(Stored data)
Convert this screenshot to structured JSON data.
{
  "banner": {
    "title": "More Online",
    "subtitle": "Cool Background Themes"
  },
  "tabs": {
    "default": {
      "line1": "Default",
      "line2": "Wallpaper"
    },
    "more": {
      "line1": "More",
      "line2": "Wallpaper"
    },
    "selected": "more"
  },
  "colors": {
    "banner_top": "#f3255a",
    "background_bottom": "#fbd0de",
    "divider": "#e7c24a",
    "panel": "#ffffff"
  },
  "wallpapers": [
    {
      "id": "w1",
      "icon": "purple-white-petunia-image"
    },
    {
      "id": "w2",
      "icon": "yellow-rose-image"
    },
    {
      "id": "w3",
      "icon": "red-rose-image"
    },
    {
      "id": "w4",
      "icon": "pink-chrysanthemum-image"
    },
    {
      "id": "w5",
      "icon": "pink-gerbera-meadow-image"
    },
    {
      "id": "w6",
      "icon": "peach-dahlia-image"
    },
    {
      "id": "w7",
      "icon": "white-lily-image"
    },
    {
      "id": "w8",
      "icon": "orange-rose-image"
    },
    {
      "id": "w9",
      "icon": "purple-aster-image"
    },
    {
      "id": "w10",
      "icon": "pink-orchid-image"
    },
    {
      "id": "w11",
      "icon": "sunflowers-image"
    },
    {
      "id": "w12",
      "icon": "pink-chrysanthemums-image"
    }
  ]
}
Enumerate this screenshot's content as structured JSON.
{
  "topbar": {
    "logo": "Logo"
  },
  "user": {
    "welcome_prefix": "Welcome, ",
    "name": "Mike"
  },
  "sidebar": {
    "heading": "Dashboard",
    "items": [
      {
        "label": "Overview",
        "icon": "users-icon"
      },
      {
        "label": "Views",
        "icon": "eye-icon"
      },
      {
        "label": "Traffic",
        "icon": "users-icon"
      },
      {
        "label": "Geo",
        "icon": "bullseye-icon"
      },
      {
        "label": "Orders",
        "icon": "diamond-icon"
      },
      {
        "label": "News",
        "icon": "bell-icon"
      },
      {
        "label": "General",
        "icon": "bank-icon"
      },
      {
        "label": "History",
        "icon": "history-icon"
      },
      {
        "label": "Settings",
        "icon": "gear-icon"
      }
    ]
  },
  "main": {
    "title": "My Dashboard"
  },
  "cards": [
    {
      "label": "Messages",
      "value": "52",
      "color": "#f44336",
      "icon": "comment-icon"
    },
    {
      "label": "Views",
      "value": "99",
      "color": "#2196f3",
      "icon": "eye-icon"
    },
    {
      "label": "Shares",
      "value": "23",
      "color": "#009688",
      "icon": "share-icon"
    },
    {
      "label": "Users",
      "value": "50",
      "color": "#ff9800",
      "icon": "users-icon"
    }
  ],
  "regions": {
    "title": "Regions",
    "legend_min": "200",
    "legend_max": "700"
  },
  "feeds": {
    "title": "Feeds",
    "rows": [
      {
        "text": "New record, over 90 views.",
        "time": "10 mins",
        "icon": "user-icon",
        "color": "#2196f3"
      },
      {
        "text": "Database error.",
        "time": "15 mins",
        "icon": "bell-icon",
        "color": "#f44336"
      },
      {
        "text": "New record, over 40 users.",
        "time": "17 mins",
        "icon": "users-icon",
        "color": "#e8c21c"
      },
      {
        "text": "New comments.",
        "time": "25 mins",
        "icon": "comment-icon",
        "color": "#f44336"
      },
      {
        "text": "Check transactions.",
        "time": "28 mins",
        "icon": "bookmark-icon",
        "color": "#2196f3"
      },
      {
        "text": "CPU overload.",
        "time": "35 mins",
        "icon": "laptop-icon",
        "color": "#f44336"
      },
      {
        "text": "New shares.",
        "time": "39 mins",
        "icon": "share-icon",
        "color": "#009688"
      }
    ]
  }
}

■ EXERCISE DIRECTIONS: Give nothing but the count of lines in the listing above that hold the string "white".

■ THE RESULT: 2